* Problem details
Search the listing for the string "مؤنث" and copy every line that contains it.

Stored entries
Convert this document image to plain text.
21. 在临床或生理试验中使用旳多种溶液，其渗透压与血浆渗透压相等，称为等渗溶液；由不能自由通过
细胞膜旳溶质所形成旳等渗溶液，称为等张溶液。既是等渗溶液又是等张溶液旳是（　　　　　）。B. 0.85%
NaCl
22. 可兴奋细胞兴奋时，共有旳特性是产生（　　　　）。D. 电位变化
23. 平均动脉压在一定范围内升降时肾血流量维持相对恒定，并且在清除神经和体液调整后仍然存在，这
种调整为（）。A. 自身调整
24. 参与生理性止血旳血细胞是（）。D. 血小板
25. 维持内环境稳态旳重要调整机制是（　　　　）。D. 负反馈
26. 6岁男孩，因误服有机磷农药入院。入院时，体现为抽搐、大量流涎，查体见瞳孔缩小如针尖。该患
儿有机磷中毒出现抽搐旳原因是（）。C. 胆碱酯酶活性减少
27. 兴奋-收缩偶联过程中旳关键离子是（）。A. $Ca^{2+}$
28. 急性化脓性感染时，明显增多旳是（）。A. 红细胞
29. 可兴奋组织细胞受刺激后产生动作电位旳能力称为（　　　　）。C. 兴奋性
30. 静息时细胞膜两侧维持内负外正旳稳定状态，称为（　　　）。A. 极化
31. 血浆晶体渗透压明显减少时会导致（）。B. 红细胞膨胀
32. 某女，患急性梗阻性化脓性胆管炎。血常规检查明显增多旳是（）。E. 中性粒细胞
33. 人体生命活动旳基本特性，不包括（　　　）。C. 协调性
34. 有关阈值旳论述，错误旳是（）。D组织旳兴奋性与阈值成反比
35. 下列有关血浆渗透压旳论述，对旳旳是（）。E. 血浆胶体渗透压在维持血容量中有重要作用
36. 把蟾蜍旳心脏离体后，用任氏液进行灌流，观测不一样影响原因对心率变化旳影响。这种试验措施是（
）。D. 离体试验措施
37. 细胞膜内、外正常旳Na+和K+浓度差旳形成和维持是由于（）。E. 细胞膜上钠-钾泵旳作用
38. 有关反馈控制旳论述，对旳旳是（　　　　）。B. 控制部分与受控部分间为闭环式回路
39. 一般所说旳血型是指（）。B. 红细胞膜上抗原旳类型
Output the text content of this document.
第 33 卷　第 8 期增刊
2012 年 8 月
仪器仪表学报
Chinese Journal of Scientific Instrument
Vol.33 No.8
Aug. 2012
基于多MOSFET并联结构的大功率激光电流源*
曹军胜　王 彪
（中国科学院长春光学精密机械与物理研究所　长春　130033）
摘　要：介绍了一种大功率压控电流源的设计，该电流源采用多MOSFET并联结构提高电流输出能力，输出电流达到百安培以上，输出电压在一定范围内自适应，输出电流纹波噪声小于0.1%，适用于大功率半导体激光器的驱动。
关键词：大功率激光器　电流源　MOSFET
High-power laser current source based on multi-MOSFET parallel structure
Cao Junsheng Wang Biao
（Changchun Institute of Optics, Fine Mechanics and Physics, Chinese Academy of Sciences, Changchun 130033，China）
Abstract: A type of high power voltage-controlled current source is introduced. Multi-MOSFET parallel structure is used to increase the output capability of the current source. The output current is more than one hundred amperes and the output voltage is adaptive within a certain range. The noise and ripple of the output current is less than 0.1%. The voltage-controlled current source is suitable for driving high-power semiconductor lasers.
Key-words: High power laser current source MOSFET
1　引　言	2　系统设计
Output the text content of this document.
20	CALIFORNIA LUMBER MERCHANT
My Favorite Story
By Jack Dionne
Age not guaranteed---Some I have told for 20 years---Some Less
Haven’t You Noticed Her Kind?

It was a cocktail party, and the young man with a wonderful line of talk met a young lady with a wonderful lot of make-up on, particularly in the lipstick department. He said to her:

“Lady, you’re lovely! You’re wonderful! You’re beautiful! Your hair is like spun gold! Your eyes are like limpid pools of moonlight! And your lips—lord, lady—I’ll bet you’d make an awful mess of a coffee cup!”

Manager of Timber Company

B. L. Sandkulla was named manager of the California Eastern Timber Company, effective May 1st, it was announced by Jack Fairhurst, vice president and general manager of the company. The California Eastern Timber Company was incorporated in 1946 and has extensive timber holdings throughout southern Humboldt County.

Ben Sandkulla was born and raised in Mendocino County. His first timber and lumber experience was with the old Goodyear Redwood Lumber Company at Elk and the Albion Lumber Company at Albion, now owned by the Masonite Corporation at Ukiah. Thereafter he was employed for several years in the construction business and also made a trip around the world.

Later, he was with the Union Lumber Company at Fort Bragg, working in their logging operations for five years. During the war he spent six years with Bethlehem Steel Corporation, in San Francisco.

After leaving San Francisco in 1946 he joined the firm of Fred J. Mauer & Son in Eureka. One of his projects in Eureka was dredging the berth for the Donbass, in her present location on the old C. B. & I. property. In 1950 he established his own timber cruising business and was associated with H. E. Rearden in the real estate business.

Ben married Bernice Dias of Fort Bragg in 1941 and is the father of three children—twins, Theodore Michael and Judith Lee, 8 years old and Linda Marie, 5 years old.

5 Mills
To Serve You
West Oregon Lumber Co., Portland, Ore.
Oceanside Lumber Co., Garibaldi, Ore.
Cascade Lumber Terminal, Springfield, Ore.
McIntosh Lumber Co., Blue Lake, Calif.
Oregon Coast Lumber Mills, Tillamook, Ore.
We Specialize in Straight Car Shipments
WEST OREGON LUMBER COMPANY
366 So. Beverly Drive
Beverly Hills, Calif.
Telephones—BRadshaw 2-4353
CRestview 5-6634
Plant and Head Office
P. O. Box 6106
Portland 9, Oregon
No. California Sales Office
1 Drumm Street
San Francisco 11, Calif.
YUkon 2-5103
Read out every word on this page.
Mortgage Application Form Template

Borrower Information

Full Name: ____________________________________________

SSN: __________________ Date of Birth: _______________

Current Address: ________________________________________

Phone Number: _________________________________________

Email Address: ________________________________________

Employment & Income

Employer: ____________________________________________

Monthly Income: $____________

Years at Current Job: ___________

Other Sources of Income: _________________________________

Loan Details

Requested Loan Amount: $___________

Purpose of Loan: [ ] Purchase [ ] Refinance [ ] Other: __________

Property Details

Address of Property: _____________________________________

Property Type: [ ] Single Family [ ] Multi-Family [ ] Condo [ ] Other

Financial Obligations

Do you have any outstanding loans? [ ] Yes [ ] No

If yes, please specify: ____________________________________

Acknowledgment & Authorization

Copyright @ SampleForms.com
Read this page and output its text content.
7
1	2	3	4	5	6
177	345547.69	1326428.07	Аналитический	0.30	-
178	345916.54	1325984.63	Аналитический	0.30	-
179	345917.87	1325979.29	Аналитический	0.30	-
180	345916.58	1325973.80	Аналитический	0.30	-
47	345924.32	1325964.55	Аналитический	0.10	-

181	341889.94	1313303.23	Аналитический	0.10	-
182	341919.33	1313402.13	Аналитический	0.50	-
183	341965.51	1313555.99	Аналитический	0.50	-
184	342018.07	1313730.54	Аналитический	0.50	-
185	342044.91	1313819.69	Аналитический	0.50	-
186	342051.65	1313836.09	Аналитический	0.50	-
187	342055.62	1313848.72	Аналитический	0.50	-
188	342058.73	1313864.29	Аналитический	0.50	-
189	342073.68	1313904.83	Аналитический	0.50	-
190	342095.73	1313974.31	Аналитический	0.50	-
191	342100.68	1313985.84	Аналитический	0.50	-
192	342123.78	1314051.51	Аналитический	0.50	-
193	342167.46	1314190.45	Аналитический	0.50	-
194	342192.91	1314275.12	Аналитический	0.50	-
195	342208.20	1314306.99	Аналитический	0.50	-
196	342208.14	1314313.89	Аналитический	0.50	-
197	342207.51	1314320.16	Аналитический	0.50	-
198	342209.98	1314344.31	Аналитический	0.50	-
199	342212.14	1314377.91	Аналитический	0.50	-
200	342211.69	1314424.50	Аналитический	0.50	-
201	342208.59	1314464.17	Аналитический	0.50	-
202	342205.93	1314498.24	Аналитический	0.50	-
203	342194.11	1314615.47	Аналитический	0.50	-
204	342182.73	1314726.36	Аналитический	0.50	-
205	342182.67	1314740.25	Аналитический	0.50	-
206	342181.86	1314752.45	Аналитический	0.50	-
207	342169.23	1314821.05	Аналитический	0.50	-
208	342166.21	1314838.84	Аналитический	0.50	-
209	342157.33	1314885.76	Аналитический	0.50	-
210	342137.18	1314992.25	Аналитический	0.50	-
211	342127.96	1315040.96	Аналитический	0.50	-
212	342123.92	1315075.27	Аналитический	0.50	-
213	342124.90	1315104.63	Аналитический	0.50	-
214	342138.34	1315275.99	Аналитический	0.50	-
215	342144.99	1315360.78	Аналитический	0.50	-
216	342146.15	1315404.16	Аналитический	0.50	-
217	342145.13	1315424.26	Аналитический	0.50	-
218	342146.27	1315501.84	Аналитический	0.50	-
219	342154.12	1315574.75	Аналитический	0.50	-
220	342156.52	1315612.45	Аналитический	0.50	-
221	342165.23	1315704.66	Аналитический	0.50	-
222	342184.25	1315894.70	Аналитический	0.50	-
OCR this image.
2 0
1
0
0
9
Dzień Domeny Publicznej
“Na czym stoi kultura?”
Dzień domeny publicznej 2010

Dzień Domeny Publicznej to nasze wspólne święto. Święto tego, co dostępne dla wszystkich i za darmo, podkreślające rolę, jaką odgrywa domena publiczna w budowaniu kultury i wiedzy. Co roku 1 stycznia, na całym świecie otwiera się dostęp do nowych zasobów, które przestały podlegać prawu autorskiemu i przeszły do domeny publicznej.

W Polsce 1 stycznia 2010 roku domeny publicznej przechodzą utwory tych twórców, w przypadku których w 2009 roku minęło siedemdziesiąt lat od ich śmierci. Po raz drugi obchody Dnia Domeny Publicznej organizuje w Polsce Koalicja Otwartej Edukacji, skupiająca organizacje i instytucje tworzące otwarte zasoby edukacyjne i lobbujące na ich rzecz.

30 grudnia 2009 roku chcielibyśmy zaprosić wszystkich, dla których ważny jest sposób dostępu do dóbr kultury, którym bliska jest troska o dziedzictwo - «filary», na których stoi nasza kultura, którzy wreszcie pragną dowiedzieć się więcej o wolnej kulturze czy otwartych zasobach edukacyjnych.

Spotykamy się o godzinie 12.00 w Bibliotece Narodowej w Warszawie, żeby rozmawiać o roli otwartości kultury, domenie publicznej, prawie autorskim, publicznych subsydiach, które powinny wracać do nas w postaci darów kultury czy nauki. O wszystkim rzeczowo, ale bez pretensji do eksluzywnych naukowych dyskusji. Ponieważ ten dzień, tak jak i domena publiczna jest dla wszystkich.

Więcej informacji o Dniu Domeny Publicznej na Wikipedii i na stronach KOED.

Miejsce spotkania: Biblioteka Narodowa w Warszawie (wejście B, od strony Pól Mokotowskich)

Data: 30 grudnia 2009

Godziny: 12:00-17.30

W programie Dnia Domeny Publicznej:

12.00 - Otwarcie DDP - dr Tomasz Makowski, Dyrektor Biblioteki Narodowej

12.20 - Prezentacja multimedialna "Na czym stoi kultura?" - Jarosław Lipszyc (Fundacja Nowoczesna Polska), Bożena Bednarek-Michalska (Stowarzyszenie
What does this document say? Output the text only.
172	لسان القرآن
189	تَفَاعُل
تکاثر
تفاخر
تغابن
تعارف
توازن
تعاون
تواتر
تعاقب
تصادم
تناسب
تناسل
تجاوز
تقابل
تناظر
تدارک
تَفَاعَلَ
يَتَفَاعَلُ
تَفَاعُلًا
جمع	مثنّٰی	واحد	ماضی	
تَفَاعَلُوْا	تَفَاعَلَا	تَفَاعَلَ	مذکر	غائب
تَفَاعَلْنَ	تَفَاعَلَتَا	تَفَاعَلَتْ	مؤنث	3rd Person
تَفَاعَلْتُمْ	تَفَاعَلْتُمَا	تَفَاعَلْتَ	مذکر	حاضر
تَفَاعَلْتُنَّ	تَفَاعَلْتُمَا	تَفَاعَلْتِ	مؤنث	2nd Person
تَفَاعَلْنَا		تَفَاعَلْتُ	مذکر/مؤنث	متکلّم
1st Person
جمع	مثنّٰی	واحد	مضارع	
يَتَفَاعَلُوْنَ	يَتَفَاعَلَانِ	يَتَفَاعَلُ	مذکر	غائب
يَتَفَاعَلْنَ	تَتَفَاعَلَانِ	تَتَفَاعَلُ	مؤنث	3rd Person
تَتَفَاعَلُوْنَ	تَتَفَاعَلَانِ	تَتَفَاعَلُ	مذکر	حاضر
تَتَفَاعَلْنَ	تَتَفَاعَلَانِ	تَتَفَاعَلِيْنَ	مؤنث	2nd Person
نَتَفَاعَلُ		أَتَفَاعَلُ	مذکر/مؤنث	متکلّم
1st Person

* Task answer
تَفَاعَلْنَ	تَفَاعَلَتَا	تَفَاعَلَتْ	مؤنث	3rd Person
تَفَاعَلْتُنَّ	تَفَاعَلْتُمَا	تَفَاعَلْتِ	مؤنث	2nd Person
تَفَاعَلْنَا		تَفَاعَلْتُ	مذکر/مؤنث	متکلّم
يَتَفَاعَلْنَ	تَتَفَاعَلَانِ	تَتَفَاعَلُ	مؤنث	3rd Person
تَتَفَاعَلْنَ	تَتَفَاعَلَانِ	تَتَفَاعَلِيْنَ	مؤنث	2nd Person
نَتَفَاعَلُ		أَتَفَاعَلُ	مذکر/مؤنث	متکلّم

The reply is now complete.